● **Problem statement**: Quote every line of the material below word for word, omitting the pictures.

Records excerpted from a collection
★ ★ ★ ★ ★

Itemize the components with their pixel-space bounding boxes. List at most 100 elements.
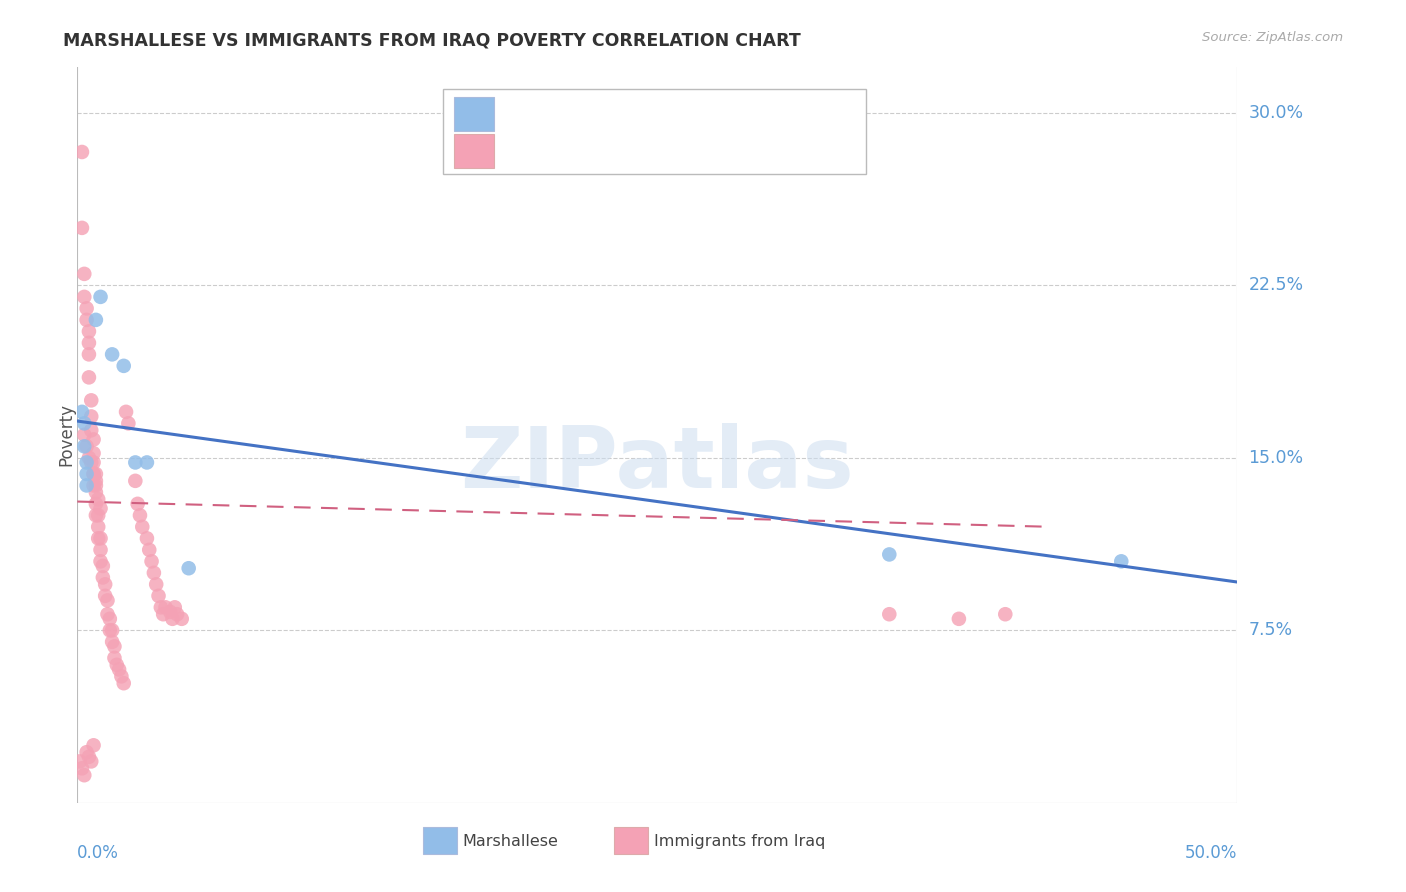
Point [90,501,111,516]
Point [177,561,200,575]
Point [76,478,98,492]
Text: 30.0%: 30.0% [1249,103,1303,122]
Point [90,542,111,557]
Point [131,520,153,534]
Point [117,417,139,431]
Point [103,640,125,654]
Text: R = -0.406: R = -0.406 [503,105,599,123]
Point [77,370,100,384]
FancyBboxPatch shape [423,827,457,855]
FancyBboxPatch shape [443,89,866,174]
Point [87,532,110,546]
Point [90,290,111,304]
Point [87,520,110,534]
Point [108,662,131,676]
Point [1111,554,1133,568]
Point [73,439,96,453]
Point [70,405,93,419]
Point [127,497,149,511]
Point [70,761,93,775]
FancyBboxPatch shape [454,134,494,168]
Text: 0.0%: 0.0% [77,844,120,863]
Point [73,768,96,782]
Point [84,474,107,488]
Point [73,417,96,431]
Point [83,446,105,460]
Point [69,755,91,769]
Point [76,301,98,316]
Point [112,359,135,373]
Text: N = 15: N = 15 [696,105,763,123]
Point [84,313,107,327]
FancyBboxPatch shape [614,827,648,855]
Text: Source: ZipAtlas.com: Source: ZipAtlas.com [1202,31,1343,45]
Point [145,577,167,591]
Point [77,450,100,465]
Point [87,492,110,507]
Point [948,612,970,626]
Point [83,467,105,481]
Text: N = 83: N = 83 [696,142,763,160]
Point [90,554,111,568]
Point [124,455,146,469]
Point [159,605,181,619]
Point [91,570,114,584]
Point [96,593,118,607]
Point [83,478,105,492]
Point [77,335,100,350]
Text: Immigrants from Iraq: Immigrants from Iraq [654,833,825,848]
Point [162,612,184,626]
Point [96,607,118,622]
Point [877,548,901,562]
Point [90,532,111,546]
Point [73,427,96,442]
Text: ZIPatlas: ZIPatlas [460,423,855,506]
Point [94,577,117,591]
Point [149,600,172,615]
Point [70,220,93,235]
Text: 50.0%: 50.0% [1185,844,1237,863]
Point [115,405,138,419]
FancyBboxPatch shape [454,97,494,131]
Point [80,455,103,469]
Point [87,508,110,523]
Point [94,589,117,603]
Point [141,554,163,568]
Point [101,347,124,361]
Point [84,508,107,523]
Text: R = -0.044: R = -0.044 [503,142,600,160]
Y-axis label: Poverty: Poverty [58,403,75,467]
Point [77,347,100,361]
Point [98,612,121,626]
Text: Marshallese: Marshallese [463,833,558,848]
Point [110,669,132,683]
Point [80,393,103,408]
Point [98,624,121,638]
Point [80,409,103,424]
Point [84,467,107,481]
Point [136,455,159,469]
Point [76,455,98,469]
Point [101,635,124,649]
Point [142,566,165,580]
Point [70,145,93,159]
Text: 15.0%: 15.0% [1249,449,1303,467]
Point [103,651,125,665]
Point [148,589,170,603]
Point [80,755,103,769]
Point [76,439,98,453]
Point [152,607,174,622]
Point [83,739,105,753]
Point [112,676,135,690]
Point [83,433,105,447]
Point [80,423,103,437]
Point [73,290,96,304]
Point [73,267,96,281]
Point [84,497,107,511]
Point [84,478,107,492]
Point [166,607,188,622]
Point [77,749,100,764]
Point [105,657,128,672]
Point [101,624,124,638]
Point [136,532,159,546]
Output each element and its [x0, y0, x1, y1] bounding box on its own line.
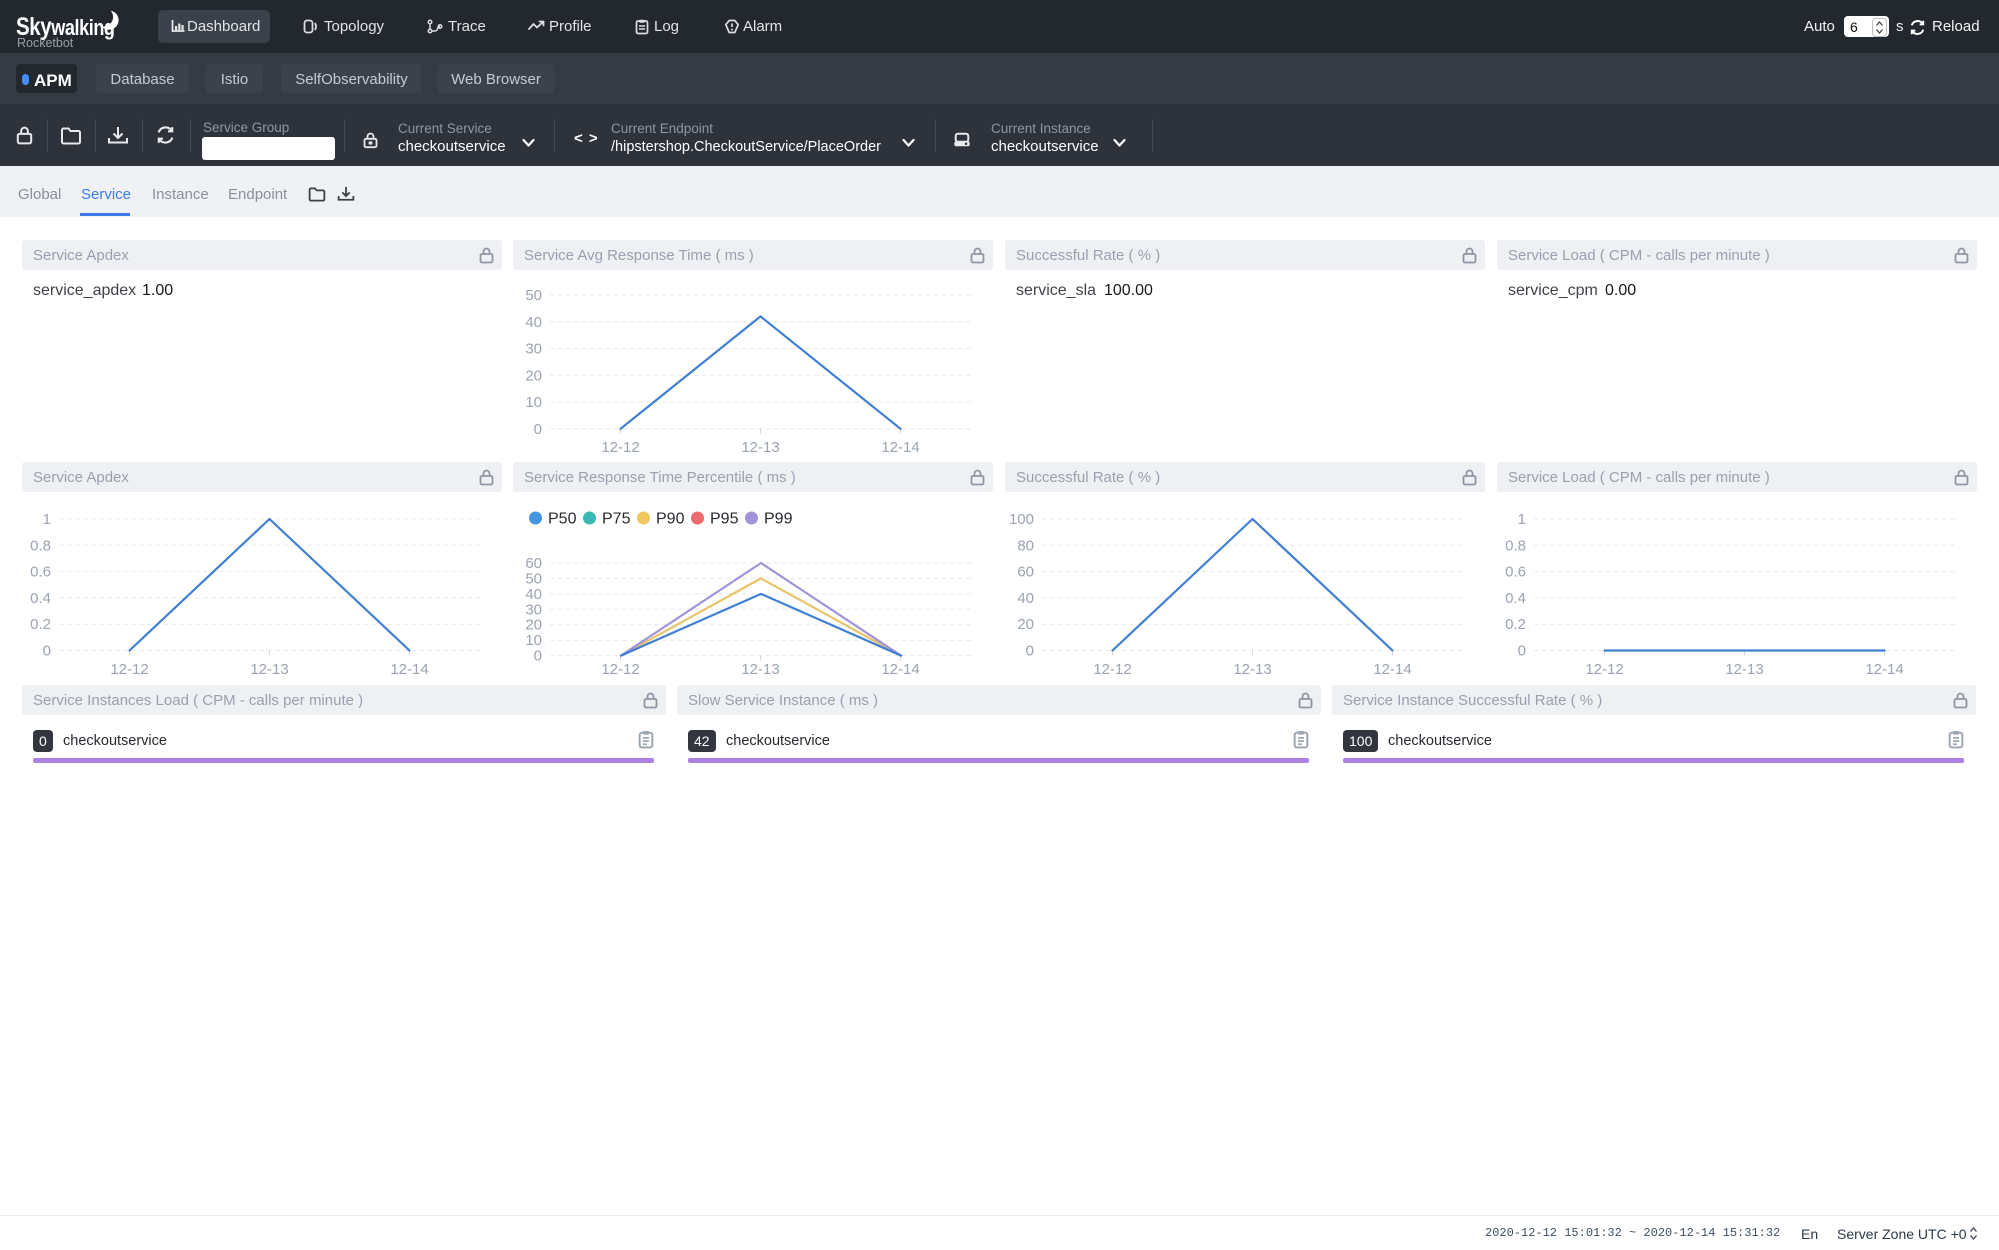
- svg-text:P50: P50: [548, 511, 577, 528]
- svg-text:P90: P90: [656, 511, 685, 528]
- svg-text:0.4: 0.4: [30, 590, 51, 607]
- svg-text:12-12: 12-12: [601, 439, 639, 456]
- svg-text:0.2: 0.2: [30, 616, 51, 633]
- svg-text:0: 0: [534, 648, 542, 665]
- svg-text:12-14: 12-14: [390, 661, 428, 678]
- svg-text:60: 60: [525, 555, 542, 572]
- svg-text:12-13: 12-13: [741, 439, 779, 456]
- svg-text:P75: P75: [602, 511, 631, 528]
- svg-text:30: 30: [525, 601, 542, 618]
- svg-text:0: 0: [43, 643, 51, 660]
- svg-text:20: 20: [1017, 616, 1034, 633]
- svg-text:0: 0: [534, 421, 542, 438]
- svg-text:100: 100: [1009, 511, 1034, 528]
- svg-text:0.6: 0.6: [30, 564, 51, 581]
- svg-text:12-13: 12-13: [250, 661, 288, 678]
- svg-text:40: 40: [1017, 590, 1034, 607]
- svg-text:1: 1: [43, 511, 51, 528]
- svg-text:0.4: 0.4: [1505, 590, 1526, 607]
- svg-text:12-12: 12-12: [601, 661, 639, 678]
- svg-text:12-14: 12-14: [1373, 661, 1411, 678]
- svg-text:50: 50: [525, 287, 542, 304]
- svg-text:12-14: 12-14: [881, 661, 919, 678]
- svg-text:0.6: 0.6: [1505, 564, 1526, 581]
- svg-text:12-14: 12-14: [1865, 661, 1903, 678]
- svg-text:80: 80: [1017, 537, 1034, 554]
- svg-text:40: 40: [525, 314, 542, 331]
- svg-text:P99: P99: [764, 511, 793, 528]
- svg-text:0.8: 0.8: [1505, 537, 1526, 554]
- svg-text:40: 40: [525, 586, 542, 603]
- svg-text:0.2: 0.2: [1505, 616, 1526, 633]
- svg-text:12-13: 12-13: [1233, 661, 1271, 678]
- svg-text:12-12: 12-12: [110, 661, 148, 678]
- svg-text:0: 0: [1026, 643, 1034, 660]
- svg-text:12-13: 12-13: [1725, 661, 1763, 678]
- svg-text:0: 0: [1518, 643, 1526, 660]
- svg-text:12-13: 12-13: [741, 661, 779, 678]
- svg-text:12-12: 12-12: [1585, 661, 1623, 678]
- svg-text:12-14: 12-14: [881, 439, 919, 456]
- svg-text:10: 10: [525, 632, 542, 649]
- svg-text:50: 50: [525, 570, 542, 587]
- svg-text:30: 30: [525, 341, 542, 358]
- svg-text:12-12: 12-12: [1093, 661, 1131, 678]
- svg-text:20: 20: [525, 617, 542, 634]
- svg-text:10: 10: [525, 394, 542, 411]
- svg-text:P95: P95: [710, 511, 739, 528]
- svg-text:0.8: 0.8: [30, 537, 51, 554]
- svg-text:20: 20: [525, 367, 542, 384]
- svg-text:60: 60: [1017, 564, 1034, 581]
- svg-text:1: 1: [1518, 511, 1526, 528]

★ ★ ★ ★ ★

● **Output below**:
Itemize the components with their pixel-space bounding boxes. List at most 100 elements.
Point [90,501,111,516]
Point [177,561,200,575]
Point [76,478,98,492]
Text: 30.0%: 30.0% [1249,103,1303,122]
Point [90,542,111,557]
Point [131,520,153,534]
Point [117,417,139,431]
Point [103,640,125,654]
Text: R = -0.406: R = -0.406 [503,105,599,123]
Point [77,370,100,384]
FancyBboxPatch shape [423,827,457,855]
FancyBboxPatch shape [443,89,866,174]
Point [87,532,110,546]
Point [90,290,111,304]
Point [87,520,110,534]
Point [108,662,131,676]
Point [1111,554,1133,568]
Point [73,439,96,453]
Point [70,405,93,419]
Point [127,497,149,511]
Point [70,761,93,775]
FancyBboxPatch shape [454,134,494,168]
Text: 0.0%: 0.0% [77,844,120,863]
Point [73,768,96,782]
Point [84,474,107,488]
Point [73,417,96,431]
Point [83,446,105,460]
Point [69,755,91,769]
Point [76,301,98,316]
Point [112,359,135,373]
Text: N = 15: N = 15 [696,105,763,123]
Point [84,313,107,327]
FancyBboxPatch shape [614,827,648,855]
Text: Source: ZipAtlas.com: Source: ZipAtlas.com [1202,31,1343,45]
Point [145,577,167,591]
Point [77,450,100,465]
Point [87,492,110,507]
Point [948,612,970,626]
Point [83,467,105,481]
Text: N = 83: N = 83 [696,142,763,160]
Point [90,554,111,568]
Point [124,455,146,469]
Point [159,605,181,619]
Point [91,570,114,584]
Point [96,593,118,607]
Point [83,478,105,492]
Point [77,335,100,350]
Text: Immigrants from Iraq: Immigrants from Iraq [654,833,825,848]
Point [162,612,184,626]
Point [96,607,118,622]
Point [877,548,901,562]
Point [90,532,111,546]
Point [73,427,96,442]
Text: ZIPatlas: ZIPatlas [460,423,855,506]
Point [94,577,117,591]
Point [149,600,172,615]
Point [70,220,93,235]
Text: 50.0%: 50.0% [1185,844,1237,863]
Point [115,405,138,419]
FancyBboxPatch shape [454,97,494,131]
Point [80,455,103,469]
Point [87,508,110,523]
Point [94,589,117,603]
Point [141,554,163,568]
Point [101,347,124,361]
Point [84,508,107,523]
Text: R = -0.044: R = -0.044 [503,142,600,160]
Y-axis label: Poverty: Poverty [58,403,75,467]
Point [77,347,100,361]
Point [98,612,121,626]
Text: Marshallese: Marshallese [463,833,558,848]
Point [110,669,132,683]
Point [80,393,103,408]
Point [98,624,121,638]
Point [80,409,103,424]
Point [84,467,107,481]
Point [136,455,159,469]
Point [76,455,98,469]
Point [101,635,124,649]
Point [142,566,165,580]
Point [70,145,93,159]
Text: 15.0%: 15.0% [1249,449,1303,467]
Point [103,651,125,665]
Point [148,589,170,603]
Point [80,755,103,769]
Point [76,439,98,453]
Point [152,607,174,622]
Point [83,739,105,753]
Point [112,676,135,690]
Point [83,433,105,447]
Point [80,423,103,437]
Point [73,290,96,304]
Point [73,267,96,281]
Point [84,497,107,511]
Point [84,478,107,492]
Point [166,607,188,622]
Point [77,749,100,764]
Point [105,657,128,672]
Point [101,624,124,638]
Point [136,532,159,546]
Output each element and its [x0, y0, x1, y1] bounding box on its own line.
- svg-text:P50: P50: [548, 511, 577, 528]
- svg-text:P90: P90: [656, 511, 685, 528]
- svg-text:0.4: 0.4: [30, 590, 51, 607]
- svg-text:12-12: 12-12: [601, 439, 639, 456]
- svg-text:0.2: 0.2: [30, 616, 51, 633]
- svg-text:0: 0: [534, 648, 542, 665]
- svg-text:12-14: 12-14: [390, 661, 428, 678]
- svg-text:60: 60: [525, 555, 542, 572]
- svg-text:12-13: 12-13: [741, 439, 779, 456]
- svg-text:P75: P75: [602, 511, 631, 528]
- svg-text:30: 30: [525, 601, 542, 618]
- svg-text:0: 0: [43, 643, 51, 660]
- svg-text:20: 20: [1017, 616, 1034, 633]
- svg-text:0: 0: [534, 421, 542, 438]
- svg-text:100: 100: [1009, 511, 1034, 528]
- svg-text:0.6: 0.6: [30, 564, 51, 581]
- svg-text:12-13: 12-13: [250, 661, 288, 678]
- svg-text:40: 40: [1017, 590, 1034, 607]
- svg-text:1: 1: [43, 511, 51, 528]
- svg-text:0.4: 0.4: [1505, 590, 1526, 607]
- svg-text:12-12: 12-12: [601, 661, 639, 678]
- svg-text:12-14: 12-14: [1373, 661, 1411, 678]
- svg-text:50: 50: [525, 287, 542, 304]
- svg-text:12-14: 12-14: [881, 661, 919, 678]
- svg-text:0.6: 0.6: [1505, 564, 1526, 581]
- svg-text:12-14: 12-14: [1865, 661, 1903, 678]
- svg-text:80: 80: [1017, 537, 1034, 554]
- svg-text:40: 40: [525, 314, 542, 331]
- svg-text:P99: P99: [764, 511, 793, 528]
- svg-text:0.8: 0.8: [1505, 537, 1526, 554]
- svg-text:40: 40: [525, 586, 542, 603]
- svg-text:0.2: 0.2: [1505, 616, 1526, 633]
- svg-text:12-13: 12-13: [1233, 661, 1271, 678]
- svg-text:12-12: 12-12: [110, 661, 148, 678]
- svg-text:0: 0: [1026, 643, 1034, 660]
- svg-text:12-13: 12-13: [1725, 661, 1763, 678]
- svg-text:0: 0: [1518, 643, 1526, 660]
- svg-text:12-13: 12-13: [741, 661, 779, 678]
- svg-text:12-12: 12-12: [1585, 661, 1623, 678]
- svg-text:12-14: 12-14: [881, 439, 919, 456]
- svg-text:10: 10: [525, 632, 542, 649]
- svg-text:50: 50: [525, 570, 542, 587]
- svg-text:30: 30: [525, 341, 542, 358]
- svg-text:12-12: 12-12: [1093, 661, 1131, 678]
- svg-text:20: 20: [525, 617, 542, 634]
- svg-text:10: 10: [525, 394, 542, 411]
- svg-text:P95: P95: [710, 511, 739, 528]
- svg-text:0.8: 0.8: [30, 537, 51, 554]
- svg-text:20: 20: [525, 367, 542, 384]
- svg-text:60: 60: [1017, 564, 1034, 581]
- svg-text:1: 1: [1518, 511, 1526, 528]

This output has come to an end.